* [WHAT IS BEING ASKED] Scan the records and identify every line in which the string "placeholder" occurs, then return those lines.

-------- SUPPLIED MATERIAL

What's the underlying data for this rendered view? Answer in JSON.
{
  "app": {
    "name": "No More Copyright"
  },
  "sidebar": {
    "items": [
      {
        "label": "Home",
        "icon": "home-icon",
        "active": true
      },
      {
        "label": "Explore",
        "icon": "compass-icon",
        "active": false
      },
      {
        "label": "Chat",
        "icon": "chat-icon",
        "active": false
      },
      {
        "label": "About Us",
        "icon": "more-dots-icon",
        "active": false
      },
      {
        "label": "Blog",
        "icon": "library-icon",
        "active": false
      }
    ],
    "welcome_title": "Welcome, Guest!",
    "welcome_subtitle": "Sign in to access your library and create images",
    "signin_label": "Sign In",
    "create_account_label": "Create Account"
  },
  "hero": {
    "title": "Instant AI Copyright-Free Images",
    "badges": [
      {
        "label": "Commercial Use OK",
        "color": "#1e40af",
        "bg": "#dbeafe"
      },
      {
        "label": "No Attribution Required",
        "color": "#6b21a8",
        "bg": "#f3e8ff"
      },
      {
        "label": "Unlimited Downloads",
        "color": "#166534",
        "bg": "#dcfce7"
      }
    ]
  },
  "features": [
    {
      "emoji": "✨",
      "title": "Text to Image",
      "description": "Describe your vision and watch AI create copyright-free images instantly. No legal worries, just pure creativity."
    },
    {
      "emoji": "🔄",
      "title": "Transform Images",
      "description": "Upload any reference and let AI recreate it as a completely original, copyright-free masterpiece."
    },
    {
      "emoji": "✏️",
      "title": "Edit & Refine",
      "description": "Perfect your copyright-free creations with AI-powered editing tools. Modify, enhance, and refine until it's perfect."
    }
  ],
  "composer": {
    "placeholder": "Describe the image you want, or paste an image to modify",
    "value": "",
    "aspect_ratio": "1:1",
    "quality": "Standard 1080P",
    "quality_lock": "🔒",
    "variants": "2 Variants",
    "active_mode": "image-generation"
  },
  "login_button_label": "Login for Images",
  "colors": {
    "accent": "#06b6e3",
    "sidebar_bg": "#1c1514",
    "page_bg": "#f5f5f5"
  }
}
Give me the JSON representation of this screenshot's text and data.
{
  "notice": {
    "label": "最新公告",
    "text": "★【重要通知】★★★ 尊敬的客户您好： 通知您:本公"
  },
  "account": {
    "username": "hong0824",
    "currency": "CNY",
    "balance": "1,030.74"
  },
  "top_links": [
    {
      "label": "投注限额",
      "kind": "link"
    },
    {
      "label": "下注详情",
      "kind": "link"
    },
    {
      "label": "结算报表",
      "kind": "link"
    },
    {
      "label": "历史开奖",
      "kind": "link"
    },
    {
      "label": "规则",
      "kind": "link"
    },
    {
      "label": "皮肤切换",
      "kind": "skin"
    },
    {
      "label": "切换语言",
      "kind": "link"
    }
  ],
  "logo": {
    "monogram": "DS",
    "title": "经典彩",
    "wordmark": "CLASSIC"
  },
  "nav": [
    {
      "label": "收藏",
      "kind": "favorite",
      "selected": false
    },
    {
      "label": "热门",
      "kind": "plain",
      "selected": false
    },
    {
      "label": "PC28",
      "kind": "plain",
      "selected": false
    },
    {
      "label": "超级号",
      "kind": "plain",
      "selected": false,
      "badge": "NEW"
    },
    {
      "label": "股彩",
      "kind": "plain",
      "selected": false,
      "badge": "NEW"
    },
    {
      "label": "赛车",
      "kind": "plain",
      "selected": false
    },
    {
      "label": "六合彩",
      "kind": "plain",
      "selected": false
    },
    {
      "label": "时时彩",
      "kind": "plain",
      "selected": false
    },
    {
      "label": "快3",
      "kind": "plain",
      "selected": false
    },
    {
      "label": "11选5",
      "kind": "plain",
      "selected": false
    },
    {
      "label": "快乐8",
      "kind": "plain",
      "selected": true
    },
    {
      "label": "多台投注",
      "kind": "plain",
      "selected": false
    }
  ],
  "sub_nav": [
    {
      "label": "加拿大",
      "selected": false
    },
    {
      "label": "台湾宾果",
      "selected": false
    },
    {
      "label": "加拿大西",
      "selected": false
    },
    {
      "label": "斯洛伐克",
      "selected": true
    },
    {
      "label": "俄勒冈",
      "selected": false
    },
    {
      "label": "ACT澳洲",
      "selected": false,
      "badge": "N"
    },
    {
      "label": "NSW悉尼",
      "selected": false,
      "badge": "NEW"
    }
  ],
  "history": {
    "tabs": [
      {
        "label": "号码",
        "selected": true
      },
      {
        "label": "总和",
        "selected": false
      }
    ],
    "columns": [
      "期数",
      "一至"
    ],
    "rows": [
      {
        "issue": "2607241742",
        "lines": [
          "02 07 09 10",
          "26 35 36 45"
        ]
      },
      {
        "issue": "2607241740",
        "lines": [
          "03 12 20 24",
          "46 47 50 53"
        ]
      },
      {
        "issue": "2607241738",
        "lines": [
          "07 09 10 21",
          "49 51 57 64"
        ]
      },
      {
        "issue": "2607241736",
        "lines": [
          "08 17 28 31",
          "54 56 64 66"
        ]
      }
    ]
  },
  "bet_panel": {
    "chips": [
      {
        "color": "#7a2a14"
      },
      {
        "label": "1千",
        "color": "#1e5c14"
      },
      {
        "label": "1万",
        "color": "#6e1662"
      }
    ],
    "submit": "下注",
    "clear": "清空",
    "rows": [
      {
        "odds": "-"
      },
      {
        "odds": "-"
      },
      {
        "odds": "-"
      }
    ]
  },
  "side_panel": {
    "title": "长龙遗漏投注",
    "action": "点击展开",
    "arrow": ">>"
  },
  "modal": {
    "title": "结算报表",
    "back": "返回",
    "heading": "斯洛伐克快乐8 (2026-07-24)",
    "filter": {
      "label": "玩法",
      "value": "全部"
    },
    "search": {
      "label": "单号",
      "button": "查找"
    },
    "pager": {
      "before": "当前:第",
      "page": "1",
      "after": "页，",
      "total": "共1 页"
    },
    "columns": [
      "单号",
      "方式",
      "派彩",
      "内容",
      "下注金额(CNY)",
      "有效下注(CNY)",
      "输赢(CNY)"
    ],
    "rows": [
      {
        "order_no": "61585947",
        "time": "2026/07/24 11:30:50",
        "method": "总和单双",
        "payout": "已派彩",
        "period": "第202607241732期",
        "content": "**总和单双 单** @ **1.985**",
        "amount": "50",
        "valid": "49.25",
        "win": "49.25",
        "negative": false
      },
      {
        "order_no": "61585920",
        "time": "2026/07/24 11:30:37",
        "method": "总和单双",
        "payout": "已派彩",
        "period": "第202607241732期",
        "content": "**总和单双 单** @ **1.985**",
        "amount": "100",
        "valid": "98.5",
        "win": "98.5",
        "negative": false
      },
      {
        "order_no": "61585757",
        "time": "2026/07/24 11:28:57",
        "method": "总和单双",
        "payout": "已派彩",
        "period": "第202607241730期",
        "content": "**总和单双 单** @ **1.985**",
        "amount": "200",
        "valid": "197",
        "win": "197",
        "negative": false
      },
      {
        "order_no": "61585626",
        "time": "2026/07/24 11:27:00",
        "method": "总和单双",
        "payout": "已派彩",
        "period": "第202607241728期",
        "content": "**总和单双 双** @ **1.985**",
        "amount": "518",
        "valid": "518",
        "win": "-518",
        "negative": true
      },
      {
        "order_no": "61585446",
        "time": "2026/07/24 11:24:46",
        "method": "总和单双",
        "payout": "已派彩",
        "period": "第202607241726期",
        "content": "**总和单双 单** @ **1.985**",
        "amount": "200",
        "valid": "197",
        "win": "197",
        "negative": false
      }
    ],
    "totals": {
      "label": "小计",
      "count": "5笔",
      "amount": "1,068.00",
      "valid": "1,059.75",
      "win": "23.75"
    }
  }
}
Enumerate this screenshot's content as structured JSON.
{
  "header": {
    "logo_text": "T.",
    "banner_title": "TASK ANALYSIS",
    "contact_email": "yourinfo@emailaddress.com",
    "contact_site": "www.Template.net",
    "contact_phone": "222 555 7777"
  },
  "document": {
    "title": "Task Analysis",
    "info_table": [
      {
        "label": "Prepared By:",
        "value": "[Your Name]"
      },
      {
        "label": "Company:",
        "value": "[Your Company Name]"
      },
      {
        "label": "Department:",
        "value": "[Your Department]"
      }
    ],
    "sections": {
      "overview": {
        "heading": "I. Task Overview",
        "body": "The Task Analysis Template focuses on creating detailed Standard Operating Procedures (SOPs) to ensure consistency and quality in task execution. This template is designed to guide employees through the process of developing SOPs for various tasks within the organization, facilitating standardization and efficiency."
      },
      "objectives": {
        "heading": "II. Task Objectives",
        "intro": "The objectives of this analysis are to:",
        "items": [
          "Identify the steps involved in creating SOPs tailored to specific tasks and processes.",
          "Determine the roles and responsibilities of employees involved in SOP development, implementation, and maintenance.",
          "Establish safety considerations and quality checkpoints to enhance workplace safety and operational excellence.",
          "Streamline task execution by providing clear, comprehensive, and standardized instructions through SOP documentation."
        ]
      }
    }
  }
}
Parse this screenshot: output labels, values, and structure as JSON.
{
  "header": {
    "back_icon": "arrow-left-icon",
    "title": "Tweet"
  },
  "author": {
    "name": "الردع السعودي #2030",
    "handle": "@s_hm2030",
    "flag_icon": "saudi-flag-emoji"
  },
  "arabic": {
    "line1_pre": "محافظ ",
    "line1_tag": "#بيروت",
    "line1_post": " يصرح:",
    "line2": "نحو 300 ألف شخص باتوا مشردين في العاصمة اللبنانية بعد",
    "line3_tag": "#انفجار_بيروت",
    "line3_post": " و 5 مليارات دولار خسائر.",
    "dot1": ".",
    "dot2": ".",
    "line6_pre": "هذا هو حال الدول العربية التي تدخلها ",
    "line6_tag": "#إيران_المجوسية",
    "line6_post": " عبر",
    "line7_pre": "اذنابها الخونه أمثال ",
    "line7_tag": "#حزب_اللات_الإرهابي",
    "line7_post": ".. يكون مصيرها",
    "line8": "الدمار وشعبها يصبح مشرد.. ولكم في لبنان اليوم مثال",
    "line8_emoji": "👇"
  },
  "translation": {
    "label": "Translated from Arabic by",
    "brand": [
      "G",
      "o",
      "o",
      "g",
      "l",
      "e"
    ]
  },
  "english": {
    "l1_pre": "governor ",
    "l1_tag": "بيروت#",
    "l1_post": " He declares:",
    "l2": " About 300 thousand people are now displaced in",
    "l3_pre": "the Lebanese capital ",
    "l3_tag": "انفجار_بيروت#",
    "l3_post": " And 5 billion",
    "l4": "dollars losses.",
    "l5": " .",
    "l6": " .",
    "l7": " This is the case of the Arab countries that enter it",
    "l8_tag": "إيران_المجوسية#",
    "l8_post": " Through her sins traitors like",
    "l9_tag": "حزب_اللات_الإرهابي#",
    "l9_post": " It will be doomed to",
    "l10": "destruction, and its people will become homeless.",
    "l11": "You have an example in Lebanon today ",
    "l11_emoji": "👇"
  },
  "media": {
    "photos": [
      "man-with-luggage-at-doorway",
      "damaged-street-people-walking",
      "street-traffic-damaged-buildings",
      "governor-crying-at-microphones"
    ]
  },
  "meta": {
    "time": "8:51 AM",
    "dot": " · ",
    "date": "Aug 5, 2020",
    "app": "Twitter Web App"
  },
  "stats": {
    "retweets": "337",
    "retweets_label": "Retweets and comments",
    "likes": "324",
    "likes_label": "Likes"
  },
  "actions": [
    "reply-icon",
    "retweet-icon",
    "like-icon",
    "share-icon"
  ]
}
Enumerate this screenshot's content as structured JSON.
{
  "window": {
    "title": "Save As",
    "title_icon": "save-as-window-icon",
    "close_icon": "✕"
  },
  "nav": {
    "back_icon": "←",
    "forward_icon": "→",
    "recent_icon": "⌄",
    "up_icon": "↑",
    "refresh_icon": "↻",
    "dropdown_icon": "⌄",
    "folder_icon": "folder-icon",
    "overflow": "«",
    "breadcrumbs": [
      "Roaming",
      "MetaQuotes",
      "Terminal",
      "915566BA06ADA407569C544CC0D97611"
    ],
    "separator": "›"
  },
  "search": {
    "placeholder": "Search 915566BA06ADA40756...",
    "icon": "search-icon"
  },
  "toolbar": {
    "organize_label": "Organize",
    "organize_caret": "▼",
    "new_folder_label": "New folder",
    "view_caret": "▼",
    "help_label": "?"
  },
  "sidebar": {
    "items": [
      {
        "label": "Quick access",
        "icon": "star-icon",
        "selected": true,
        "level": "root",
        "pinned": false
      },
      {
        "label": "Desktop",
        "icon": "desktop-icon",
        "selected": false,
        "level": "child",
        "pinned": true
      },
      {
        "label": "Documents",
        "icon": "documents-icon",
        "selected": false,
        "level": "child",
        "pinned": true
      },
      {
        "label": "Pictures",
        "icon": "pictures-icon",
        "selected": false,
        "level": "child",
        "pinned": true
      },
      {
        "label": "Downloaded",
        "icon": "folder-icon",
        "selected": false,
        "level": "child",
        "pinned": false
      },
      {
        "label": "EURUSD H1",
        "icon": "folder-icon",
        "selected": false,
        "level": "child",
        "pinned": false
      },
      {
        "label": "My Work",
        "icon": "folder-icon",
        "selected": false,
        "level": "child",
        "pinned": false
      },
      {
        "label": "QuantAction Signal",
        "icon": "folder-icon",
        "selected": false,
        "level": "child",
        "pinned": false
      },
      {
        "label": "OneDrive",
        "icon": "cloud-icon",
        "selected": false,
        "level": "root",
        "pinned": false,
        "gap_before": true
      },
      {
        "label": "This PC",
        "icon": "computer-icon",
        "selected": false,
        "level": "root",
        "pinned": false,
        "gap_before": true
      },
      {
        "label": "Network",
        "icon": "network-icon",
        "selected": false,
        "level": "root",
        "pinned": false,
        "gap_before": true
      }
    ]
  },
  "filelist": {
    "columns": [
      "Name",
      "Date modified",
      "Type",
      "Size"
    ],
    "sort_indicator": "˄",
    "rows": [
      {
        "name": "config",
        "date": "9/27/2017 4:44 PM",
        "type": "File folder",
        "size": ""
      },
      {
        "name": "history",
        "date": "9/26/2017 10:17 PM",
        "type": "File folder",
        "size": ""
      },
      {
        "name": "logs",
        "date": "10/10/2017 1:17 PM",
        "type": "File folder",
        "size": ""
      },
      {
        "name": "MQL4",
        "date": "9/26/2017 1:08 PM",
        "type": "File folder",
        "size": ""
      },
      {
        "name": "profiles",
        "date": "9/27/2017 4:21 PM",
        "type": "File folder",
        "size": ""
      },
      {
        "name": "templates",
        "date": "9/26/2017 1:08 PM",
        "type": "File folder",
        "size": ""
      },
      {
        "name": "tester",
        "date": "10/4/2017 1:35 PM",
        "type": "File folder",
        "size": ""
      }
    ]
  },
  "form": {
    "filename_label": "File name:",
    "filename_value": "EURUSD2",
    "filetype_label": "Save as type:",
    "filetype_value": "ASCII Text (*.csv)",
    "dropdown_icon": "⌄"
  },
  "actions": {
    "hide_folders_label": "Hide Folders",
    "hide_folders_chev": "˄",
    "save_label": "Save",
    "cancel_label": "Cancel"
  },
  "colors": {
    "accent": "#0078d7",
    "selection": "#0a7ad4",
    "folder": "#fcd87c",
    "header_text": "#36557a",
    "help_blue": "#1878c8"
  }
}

----------------

* [OUTPUT FOR THIS TASK]
    "placeholder": "Describe the image you want, or paste an image to modify",
    "placeholder": "Search 915566BA06ADA40756...",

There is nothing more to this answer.